== EXTRAIT DE PAGE ==
À nouveau sommé de donner des chiffres précis sur les retraités qui seront concernés par la retraite minimale à 1.200 euros par Emeline K/Bidi (Gauche démocrate et républicaine), le ministre du Travail a fait la même réponse sans pouvoir aller au bout de son propos, interrompu par les députés de la Nupes qui lui reprochaient de ne pas être suffisamment précis.
Invité de la matinale de France Inter, ce mercredi 15 février, Olivier Dussopt a finalement précisé les prévisions du gouvernement concernant la pension minimale, indiquant que parmi les futurs retraités : "40.000 personnes de plus chaque année" passeront le cap des 85% du Smic. "Grâce à cette réforme (...), 1,8 million de retraités [actuels] vont voir leur pension revalorisée", dont la moitié "auront une revalorisation comprise entre 70 et 100 euros" et "vous en avez même 125.000 qui vont aller jusqu'au maximum des 100 euros de revalorisation", a-t-il aussi détaillé. Et de conclure : "Cela signifie que nous avons au total 250.000 retraités supplémentaires dans notre pays qui vont franchir le cap des 85% du Smic parmi les retraités actuels".
La veille au soir, lors de la reprise des débats sur la réforme dans l'hémicycle, Olivier Dussopt avait de nouveau été sommé à de nombreuses reprises de répondre quant au fameux chiffre. Il avait alors évoqué "plusieurs dizaines de milliers de personnes [de plus] chaque année", avant de redire la difficulté d'estimer un chiffre plus précis, en raison notamment des potentielles interruptions de carrières futures, par nature imprévisibles, des cotisants actuels.
Lors de la présentation de la réforme par Élisabeth Borne, le 10 janvier dernier, et avant même qu'elle ne soit soumise au Conseil des ministres, les propos de la Première ministre avaient été clairs : "Les salariés et les indépendants, notamment les artisans et les commerçants, qui ont cotisé toute leur vie avec des revenus autour du SMIC, partiront désormais avec une pension de 85% du SMIC net, soit une augmentation de 100 euros par mois". L'équivalent de "près de 1.200 euros par mois, dès cette année", mais sous certaines conditions strictes précisées par la cheffe du gouvernement.
===
== CONTENU DU LISTING ==
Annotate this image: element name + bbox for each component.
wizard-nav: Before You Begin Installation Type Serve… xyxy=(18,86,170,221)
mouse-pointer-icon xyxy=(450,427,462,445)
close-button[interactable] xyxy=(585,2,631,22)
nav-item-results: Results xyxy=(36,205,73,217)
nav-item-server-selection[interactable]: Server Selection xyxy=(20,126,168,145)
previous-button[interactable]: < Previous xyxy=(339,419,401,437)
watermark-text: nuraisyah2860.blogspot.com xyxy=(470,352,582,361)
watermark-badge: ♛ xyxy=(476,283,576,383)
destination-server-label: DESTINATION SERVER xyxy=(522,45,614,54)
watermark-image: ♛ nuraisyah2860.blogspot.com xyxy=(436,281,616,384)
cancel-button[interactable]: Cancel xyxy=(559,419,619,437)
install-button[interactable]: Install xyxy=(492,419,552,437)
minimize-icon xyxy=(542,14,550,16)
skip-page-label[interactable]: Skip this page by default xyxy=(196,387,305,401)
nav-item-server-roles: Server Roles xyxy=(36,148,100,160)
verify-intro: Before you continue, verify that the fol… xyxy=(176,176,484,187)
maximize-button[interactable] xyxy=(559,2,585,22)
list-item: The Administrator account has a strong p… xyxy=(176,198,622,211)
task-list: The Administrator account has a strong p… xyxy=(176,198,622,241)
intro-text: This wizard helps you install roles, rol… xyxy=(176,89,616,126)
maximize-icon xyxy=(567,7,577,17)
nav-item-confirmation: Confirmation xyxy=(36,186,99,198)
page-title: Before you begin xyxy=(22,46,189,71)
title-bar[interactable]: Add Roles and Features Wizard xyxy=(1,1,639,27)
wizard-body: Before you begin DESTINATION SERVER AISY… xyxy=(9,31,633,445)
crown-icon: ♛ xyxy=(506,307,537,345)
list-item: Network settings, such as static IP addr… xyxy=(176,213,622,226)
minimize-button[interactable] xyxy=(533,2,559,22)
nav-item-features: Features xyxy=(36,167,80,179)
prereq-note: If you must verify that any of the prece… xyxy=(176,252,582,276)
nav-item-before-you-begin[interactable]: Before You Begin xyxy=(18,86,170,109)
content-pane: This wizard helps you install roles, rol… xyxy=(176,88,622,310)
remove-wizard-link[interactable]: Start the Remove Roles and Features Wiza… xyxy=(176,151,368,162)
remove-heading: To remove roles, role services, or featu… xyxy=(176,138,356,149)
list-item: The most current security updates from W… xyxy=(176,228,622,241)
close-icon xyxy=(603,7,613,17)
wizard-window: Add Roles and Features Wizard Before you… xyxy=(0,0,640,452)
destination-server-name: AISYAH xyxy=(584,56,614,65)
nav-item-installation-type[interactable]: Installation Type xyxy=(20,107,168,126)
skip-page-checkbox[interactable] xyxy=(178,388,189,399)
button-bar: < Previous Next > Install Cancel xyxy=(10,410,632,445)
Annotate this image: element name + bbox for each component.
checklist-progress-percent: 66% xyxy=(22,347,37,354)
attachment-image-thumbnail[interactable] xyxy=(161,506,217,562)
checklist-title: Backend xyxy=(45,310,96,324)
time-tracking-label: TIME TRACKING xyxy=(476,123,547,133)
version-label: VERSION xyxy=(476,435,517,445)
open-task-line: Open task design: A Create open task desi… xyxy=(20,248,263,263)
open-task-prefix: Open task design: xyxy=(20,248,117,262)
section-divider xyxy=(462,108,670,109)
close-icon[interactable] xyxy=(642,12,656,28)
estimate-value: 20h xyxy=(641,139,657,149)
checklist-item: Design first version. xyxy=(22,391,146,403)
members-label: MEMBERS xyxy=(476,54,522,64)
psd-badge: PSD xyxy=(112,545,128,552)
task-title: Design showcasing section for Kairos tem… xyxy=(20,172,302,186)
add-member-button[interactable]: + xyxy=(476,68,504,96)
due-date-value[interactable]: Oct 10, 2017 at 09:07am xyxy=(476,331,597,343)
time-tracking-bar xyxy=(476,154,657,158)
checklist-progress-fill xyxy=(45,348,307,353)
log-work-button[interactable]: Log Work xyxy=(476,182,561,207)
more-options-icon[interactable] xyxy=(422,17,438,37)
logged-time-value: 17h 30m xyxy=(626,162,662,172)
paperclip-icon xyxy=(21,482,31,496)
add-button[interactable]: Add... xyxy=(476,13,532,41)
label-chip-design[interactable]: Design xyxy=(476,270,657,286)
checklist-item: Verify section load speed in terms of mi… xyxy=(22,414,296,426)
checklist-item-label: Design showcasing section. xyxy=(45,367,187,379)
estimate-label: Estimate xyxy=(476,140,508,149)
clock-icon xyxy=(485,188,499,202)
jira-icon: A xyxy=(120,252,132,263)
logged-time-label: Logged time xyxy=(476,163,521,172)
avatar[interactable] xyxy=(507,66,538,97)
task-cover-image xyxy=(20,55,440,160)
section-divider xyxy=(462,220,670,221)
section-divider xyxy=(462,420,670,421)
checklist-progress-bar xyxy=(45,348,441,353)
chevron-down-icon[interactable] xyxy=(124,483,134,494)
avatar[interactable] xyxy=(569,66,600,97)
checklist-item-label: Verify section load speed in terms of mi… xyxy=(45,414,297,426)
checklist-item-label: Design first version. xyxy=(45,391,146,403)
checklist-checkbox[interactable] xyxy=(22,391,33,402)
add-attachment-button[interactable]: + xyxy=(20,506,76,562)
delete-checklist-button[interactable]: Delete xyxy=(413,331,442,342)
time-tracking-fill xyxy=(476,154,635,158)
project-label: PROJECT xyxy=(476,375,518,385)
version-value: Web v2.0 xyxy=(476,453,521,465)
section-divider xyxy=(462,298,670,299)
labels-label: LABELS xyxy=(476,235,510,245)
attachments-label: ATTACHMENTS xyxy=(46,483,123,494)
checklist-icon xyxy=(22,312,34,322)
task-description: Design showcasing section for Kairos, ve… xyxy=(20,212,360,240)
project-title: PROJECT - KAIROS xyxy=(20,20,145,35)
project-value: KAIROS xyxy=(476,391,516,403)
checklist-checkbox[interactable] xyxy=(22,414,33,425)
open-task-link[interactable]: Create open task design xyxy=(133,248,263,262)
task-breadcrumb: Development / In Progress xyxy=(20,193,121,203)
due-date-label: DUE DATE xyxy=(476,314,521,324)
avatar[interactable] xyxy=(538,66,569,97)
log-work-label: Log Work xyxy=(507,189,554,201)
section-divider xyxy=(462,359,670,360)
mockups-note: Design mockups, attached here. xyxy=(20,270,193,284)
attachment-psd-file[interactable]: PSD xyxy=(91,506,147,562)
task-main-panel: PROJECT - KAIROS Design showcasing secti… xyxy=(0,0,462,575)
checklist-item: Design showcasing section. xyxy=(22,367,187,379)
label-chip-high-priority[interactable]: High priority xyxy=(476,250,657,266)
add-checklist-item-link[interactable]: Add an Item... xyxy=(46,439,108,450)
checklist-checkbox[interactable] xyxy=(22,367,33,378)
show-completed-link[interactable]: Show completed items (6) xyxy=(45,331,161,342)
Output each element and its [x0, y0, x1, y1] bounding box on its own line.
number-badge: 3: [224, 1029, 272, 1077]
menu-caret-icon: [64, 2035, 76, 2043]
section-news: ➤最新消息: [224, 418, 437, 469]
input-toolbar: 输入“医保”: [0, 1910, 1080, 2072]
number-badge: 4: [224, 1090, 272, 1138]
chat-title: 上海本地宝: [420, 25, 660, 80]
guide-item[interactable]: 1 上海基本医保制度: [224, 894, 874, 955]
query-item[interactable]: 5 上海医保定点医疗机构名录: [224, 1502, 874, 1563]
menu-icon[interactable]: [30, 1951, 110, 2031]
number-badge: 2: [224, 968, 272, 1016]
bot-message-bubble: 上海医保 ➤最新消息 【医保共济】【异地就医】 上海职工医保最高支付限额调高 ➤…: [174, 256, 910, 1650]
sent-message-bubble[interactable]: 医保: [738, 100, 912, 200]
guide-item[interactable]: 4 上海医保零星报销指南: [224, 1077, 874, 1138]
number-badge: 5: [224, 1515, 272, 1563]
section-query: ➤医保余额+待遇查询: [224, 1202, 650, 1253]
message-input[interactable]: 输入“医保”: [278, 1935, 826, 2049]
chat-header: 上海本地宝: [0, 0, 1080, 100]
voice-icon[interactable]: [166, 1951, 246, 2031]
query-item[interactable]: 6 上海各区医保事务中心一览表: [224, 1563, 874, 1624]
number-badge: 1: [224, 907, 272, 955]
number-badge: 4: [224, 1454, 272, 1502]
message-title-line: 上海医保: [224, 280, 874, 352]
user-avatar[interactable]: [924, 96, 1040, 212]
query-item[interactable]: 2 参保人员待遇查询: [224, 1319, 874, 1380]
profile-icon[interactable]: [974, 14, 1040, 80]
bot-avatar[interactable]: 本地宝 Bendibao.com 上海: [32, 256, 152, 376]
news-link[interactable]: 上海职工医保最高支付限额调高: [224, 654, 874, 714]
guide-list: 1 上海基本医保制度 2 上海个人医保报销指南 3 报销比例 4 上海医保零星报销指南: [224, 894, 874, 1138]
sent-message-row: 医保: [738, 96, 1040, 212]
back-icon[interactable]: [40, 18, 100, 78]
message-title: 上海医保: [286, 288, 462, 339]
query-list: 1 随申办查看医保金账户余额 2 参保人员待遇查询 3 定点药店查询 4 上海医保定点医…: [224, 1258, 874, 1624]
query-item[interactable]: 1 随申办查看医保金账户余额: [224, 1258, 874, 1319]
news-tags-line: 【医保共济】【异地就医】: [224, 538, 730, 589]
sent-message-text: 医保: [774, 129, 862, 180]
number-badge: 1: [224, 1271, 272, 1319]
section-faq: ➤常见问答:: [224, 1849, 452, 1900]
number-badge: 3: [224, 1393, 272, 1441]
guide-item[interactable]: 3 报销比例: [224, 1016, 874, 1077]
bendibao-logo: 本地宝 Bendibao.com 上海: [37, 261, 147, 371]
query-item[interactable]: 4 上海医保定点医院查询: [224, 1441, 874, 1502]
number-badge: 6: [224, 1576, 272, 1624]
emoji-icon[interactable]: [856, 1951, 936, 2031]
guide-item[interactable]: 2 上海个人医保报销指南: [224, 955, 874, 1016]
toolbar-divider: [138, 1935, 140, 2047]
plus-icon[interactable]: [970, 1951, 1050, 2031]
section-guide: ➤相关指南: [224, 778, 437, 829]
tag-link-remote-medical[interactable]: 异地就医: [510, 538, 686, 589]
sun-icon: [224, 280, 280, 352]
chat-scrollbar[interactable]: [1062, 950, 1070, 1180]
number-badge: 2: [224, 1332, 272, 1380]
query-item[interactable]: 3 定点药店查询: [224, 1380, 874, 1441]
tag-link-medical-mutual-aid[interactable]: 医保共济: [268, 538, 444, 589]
===
# TRAVAIL DEMANDÉ
1. Citez toutes les personnes nommées dans l'extrait sur la réforme des retraites.
2. Recopiez, dans l'extrait sur la réforme des retraites, le passage qui s'ouvre sur les mots contenant "La veille au" et s'achève sur "des cotisants actuels.".
Le listing ne joue aucun rôle ici.

# RÉPONSES ATTENDUES
1. Emeline K/Bidi, Olivier Dussopt, Élisabeth Borne

2.
La veille au soir, lors de la reprise des débats sur la réforme dans l'hémicycle, Olivier Dussopt avait de nouveau été sommé à de nombreuses reprises de répondre quant au fameux chiffre. Il avait alors évoqué "plusieurs dizaines de milliers de personnes [de plus] chaque année", avant de redire la difficulté d'estimer un chiffre plus précis, en raison notamment des potentielles interruptions de carrières futures, par nature imprévisibles, des cotisants actuels.